## SUPPLIED RECORDS
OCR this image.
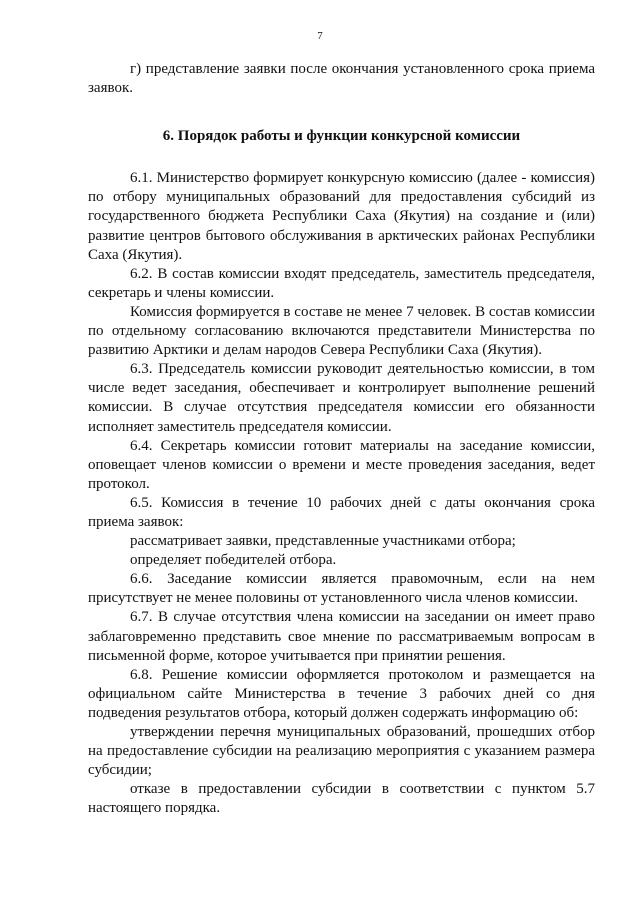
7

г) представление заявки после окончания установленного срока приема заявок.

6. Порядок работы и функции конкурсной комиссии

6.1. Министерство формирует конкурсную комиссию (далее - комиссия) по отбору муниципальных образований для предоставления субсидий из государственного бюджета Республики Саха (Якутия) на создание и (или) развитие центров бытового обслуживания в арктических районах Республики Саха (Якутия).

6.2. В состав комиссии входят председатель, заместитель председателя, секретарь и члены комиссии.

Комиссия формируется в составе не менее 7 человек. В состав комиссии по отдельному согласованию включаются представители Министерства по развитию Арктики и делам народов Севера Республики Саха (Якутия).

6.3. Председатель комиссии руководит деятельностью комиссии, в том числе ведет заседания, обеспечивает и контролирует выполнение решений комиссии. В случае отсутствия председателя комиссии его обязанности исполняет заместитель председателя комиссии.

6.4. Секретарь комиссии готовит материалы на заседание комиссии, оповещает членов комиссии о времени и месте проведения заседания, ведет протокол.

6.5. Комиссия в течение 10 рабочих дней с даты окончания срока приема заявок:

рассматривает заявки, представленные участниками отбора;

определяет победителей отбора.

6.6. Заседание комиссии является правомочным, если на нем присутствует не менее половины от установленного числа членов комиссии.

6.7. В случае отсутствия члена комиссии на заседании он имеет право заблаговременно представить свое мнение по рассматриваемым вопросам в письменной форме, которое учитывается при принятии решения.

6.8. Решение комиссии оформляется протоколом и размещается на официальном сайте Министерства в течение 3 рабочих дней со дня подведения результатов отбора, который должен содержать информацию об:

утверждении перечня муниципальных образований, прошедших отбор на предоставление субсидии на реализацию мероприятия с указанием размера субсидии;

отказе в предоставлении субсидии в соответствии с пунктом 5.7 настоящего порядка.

...

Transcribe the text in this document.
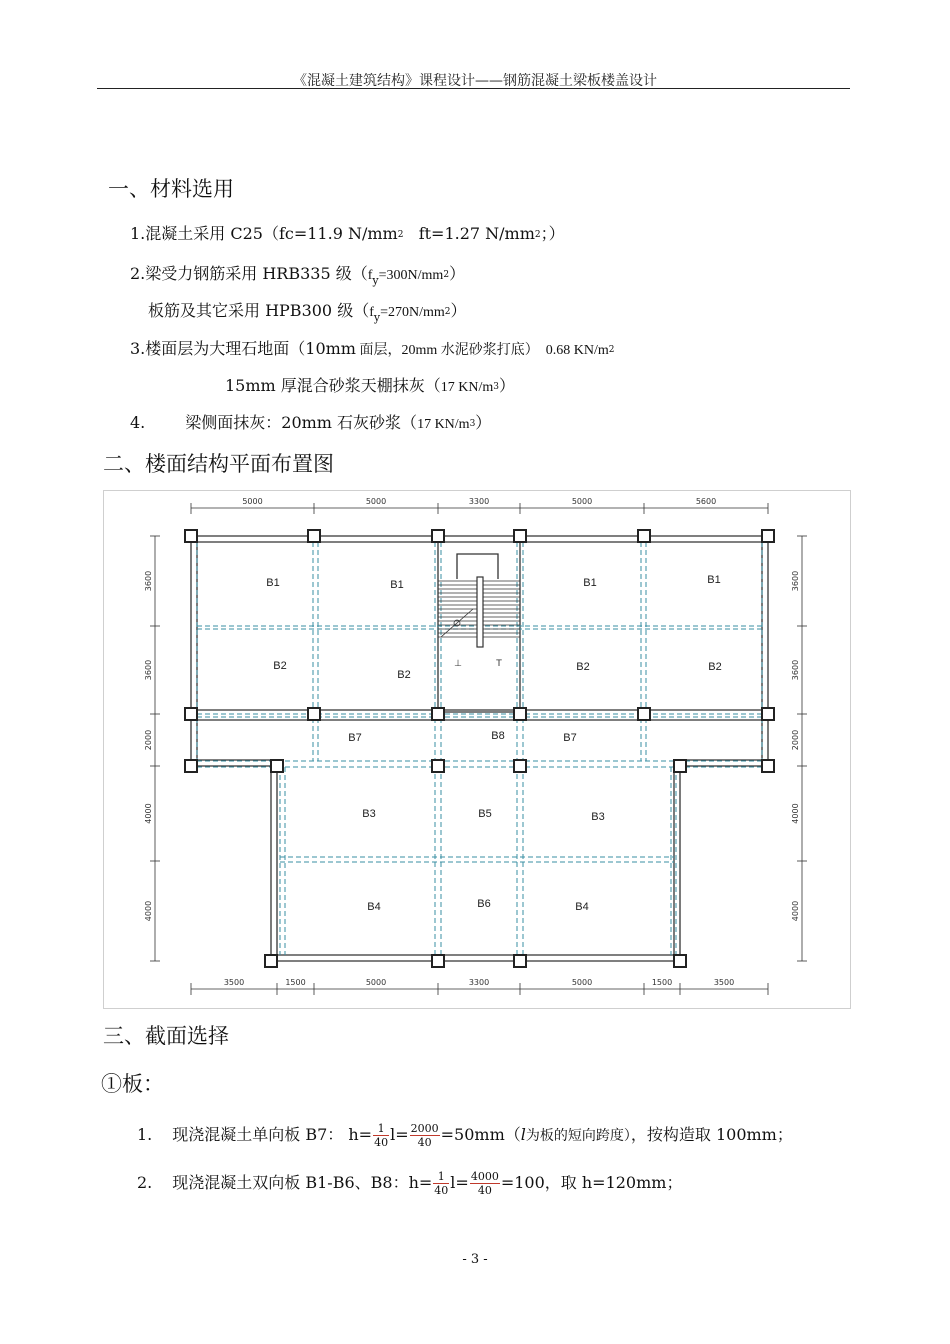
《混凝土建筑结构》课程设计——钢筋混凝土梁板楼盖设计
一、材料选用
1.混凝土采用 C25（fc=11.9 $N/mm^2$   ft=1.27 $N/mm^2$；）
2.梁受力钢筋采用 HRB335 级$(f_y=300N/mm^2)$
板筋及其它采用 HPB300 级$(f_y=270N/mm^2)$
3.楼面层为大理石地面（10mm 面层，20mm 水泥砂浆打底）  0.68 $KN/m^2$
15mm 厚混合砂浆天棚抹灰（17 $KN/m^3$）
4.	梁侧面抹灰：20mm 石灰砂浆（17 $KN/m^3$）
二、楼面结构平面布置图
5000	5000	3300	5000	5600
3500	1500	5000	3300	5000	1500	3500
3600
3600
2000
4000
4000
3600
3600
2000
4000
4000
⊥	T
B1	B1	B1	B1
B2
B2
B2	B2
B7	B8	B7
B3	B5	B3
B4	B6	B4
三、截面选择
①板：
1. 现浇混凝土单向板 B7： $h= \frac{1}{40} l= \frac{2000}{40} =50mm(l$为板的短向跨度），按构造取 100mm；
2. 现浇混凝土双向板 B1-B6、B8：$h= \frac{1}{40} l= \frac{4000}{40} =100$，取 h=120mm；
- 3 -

## WORK REQUIRED
Show every line above in which the word "состав" occurs.

## EXERCISE RESULT
6.2. В состав комиссии входят председатель, заместитель председателя, секретарь и члены комиссии.
Комиссия формируется в составе не менее 7 человек. В состав комиссии по отдельному согласованию включаются представители Министерства по развитию Арктики и делам народов Севера Республики Саха (Якутия).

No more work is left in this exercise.